Extract every line below, verbatim.

#### ENTRIES SUPPLIED ####

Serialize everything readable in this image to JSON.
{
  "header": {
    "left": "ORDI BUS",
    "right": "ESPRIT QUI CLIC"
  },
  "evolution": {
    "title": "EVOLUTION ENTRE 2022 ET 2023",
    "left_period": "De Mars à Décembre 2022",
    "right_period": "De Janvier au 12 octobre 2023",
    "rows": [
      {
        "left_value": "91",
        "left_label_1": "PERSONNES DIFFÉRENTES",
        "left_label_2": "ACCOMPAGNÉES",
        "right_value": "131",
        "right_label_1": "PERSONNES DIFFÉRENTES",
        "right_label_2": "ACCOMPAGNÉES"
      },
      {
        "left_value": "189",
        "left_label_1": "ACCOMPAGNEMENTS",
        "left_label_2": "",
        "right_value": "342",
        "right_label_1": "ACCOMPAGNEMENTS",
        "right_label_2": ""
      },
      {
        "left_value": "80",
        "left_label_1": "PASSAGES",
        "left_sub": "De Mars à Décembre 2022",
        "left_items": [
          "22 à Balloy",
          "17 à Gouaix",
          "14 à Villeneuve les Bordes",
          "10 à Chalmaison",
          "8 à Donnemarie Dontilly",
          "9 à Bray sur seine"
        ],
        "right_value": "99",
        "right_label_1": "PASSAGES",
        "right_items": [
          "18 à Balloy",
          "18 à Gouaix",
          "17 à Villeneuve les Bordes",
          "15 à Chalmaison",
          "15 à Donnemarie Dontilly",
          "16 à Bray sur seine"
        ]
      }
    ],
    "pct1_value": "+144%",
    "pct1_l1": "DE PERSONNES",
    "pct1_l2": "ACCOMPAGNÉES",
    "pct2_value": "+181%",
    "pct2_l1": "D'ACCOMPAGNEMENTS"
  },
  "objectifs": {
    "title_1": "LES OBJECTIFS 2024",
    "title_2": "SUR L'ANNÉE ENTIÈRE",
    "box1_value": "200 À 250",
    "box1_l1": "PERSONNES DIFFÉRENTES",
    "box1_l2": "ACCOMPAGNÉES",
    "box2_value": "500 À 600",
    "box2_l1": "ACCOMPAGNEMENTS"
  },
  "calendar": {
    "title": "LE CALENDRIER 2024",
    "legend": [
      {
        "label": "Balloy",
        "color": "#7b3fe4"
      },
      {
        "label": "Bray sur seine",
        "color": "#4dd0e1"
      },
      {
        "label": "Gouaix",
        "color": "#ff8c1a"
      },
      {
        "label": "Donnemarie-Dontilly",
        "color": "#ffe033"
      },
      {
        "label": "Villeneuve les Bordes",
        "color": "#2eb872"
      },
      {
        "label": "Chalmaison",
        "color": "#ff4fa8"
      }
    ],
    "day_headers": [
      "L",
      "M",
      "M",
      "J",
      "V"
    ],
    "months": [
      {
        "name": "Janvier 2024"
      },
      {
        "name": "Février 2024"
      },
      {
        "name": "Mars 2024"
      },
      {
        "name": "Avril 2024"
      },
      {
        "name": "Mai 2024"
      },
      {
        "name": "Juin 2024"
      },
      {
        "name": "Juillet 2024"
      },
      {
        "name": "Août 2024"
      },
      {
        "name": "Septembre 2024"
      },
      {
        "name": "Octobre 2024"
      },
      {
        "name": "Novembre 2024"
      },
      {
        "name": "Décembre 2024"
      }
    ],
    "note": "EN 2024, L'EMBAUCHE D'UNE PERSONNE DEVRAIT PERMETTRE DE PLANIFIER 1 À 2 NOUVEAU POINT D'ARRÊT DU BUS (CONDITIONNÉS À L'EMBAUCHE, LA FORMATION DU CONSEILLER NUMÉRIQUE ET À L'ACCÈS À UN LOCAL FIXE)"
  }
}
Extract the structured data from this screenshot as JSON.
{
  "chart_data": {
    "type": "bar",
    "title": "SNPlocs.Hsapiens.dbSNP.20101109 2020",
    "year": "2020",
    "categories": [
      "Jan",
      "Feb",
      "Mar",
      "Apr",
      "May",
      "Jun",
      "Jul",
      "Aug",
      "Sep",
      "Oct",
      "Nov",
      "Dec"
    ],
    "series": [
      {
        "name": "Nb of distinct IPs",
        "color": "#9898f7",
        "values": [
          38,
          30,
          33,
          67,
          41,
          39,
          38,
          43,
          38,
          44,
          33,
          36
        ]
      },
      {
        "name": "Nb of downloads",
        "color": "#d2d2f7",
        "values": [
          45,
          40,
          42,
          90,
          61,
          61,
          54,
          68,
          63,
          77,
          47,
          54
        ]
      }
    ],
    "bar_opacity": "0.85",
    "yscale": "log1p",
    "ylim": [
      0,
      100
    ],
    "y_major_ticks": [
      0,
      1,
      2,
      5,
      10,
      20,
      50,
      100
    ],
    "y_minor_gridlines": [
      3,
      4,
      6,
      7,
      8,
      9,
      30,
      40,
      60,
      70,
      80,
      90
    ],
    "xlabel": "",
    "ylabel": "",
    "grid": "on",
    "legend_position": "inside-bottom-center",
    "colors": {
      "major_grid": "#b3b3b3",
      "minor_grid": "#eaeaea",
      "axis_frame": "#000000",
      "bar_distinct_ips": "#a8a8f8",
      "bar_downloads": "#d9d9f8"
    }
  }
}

####

▶ [SOLUTION]:
Serialize everything readable in this image to JSON.
{
  "header": {
    "left": "ORDI BUS",
    "right": "ESPRIT QUI CLIC"
  },
  "evolution": {
    "title": "EVOLUTION ENTRE 2022 ET 2023",
    "left_period": "De Mars à Décembre 2022",
    "right_period": "De Janvier au 12 octobre 2023",
    "rows": [
      {
        "left_value": "91",
        "left_label_1": "PERSONNES DIFFÉRENTES",
        "left_label_2": "ACCOMPAGNÉES",
        "right_value": "131",
        "right_label_1": "PERSONNES DIFFÉRENTES",
        "right_label_2": "ACCOMPAGNÉES"
      },
      {
        "left_value": "189",
        "left_label_1": "ACCOMPAGNEMENTS",
        "left_label_2": "",
        "right_value": "342",
        "right_label_1": "ACCOMPAGNEMENTS",
        "right_label_2": ""
      },
      {
        "left_value": "80",
        "left_label_1": "PASSAGES",
        "left_sub": "De Mars à Décembre 2022",
        "left_items": [
          "22 à Balloy",
          "17 à Gouaix",
          "14 à Villeneuve les Bordes",
          "10 à Chalmaison",
          "8 à Donnemarie Dontilly",
          "9 à Bray sur seine"
        ],
        "right_value": "99",
        "right_label_1": "PASSAGES",
        "right_items": [
          "18 à Balloy",
          "18 à Gouaix",
          "17 à Villeneuve les Bordes",
          "15 à Chalmaison",
          "15 à Donnemarie Dontilly",
          "16 à Bray sur seine"
        ]
      }
    ],
    "pct1_value": "+144%",
    "pct1_l1": "DE PERSONNES",
    "pct1_l2": "ACCOMPAGNÉES",
    "pct2_value": "+181%",
    "pct2_l1": "D'ACCOMPAGNEMENTS"
  },
  "objectifs": {
    "title_1": "LES OBJECTIFS 2024",
    "title_2": "SUR L'ANNÉE ENTIÈRE",
    "box1_value": "200 À 250",
    "box1_l1": "PERSONNES DIFFÉRENTES",
    "box1_l2": "ACCOMPAGNÉES",
    "box2_value": "500 À 600",
    "box2_l1": "ACCOMPAGNEMENTS"
  },
  "calendar": {
    "title": "LE CALENDRIER 2024",
    "legend": [
      {
        "label": "Balloy",
        "color": "#7b3fe4"
      },
      {
        "label": "Bray sur seine",
        "color": "#4dd0e1"
      },
      {
        "label": "Gouaix",
        "color": "#ff8c1a"
      },
      {
        "label": "Donnemarie-Dontilly",
        "color": "#ffe033"
      },
      {
        "label": "Villeneuve les Bordes",
        "color": "#2eb872"
      },
      {
        "label": "Chalmaison",
        "color": "#ff4fa8"
      }
    ],
    "day_headers": [
      "L",
      "M",
      "M",
      "J",
      "V"
    ],
    "months": [
      {
        "name": "Janvier 2024"
      },
      {
        "name": "Février 2024"
      },
      {
        "name": "Mars 2024"
      },
      {
        "name": "Avril 2024"
      },
      {
        "name": "Mai 2024"
      },
      {
        "name": "Juin 2024"
      },
      {
        "name": "Juillet 2024"
      },
      {
        "name": "Août 2024"
      },
      {
        "name": "Septembre 2024"
      },
      {
        "name": "Octobre 2024"
      },
      {
        "name": "Novembre 2024"
      },
      {
        "name": "Décembre 2024"
      }
    ],
    "note": "EN 2024, L'EMBAUCHE D'UNE PERSONNE DEVRAIT PERMETTRE DE PLANIFIER 1 À 2 NOUVEAU POINT D'ARRÊT DU BUS (CONDITIONNÉS À L'EMBAUCHE, LA FORMATION DU CONSEILLER NUMÉRIQUE ET À L'ACCÈS À UN LOCAL FIXE)"
  }
}
Extract the structured data from this screenshot as JSON.
{
  "chart_data": {
    "type": "bar",
    "title": "SNPlocs.Hsapiens.dbSNP.20101109 2020",
    "year": "2020",
    "categories": [
      "Jan",
      "Feb",
      "Mar",
      "Apr",
      "May",
      "Jun",
      "Jul",
      "Aug",
      "Sep",
      "Oct",
      "Nov",
      "Dec"
    ],
    "series": [
      {
        "name": "Nb of distinct IPs",
        "color": "#9898f7",
        "values": [
          38,
          30,
          33,
          67,
          41,
          39,
          38,
          43,
          38,
          44,
          33,
          36
        ]
      },
      {
        "name": "Nb of downloads",
        "color": "#d2d2f7",
        "values": [
          45,
          40,
          42,
          90,
          61,
          61,
          54,
          68,
          63,
          77,
          47,
          54
        ]
      }
    ],
    "bar_opacity": "0.85",
    "yscale": "log1p",
    "ylim": [
      0,
      100
    ],
    "y_major_ticks": [
      0,
      1,
      2,
      5,
      10,
      20,
      50,
      100
    ],
    "y_minor_gridlines": [
      3,
      4,
      6,
      7,
      8,
      9,
      30,
      40,
      60,
      70,
      80,
      90
    ],
    "xlabel": "",
    "ylabel": "",
    "grid": "on",
    "legend_position": "inside-bottom-center",
    "colors": {
      "major_grid": "#b3b3b3",
      "minor_grid": "#eaeaea",
      "axis_frame": "#000000",
      "bar_distinct_ips": "#a8a8f8",
      "bar_downloads": "#d9d9f8"
    }
  }
}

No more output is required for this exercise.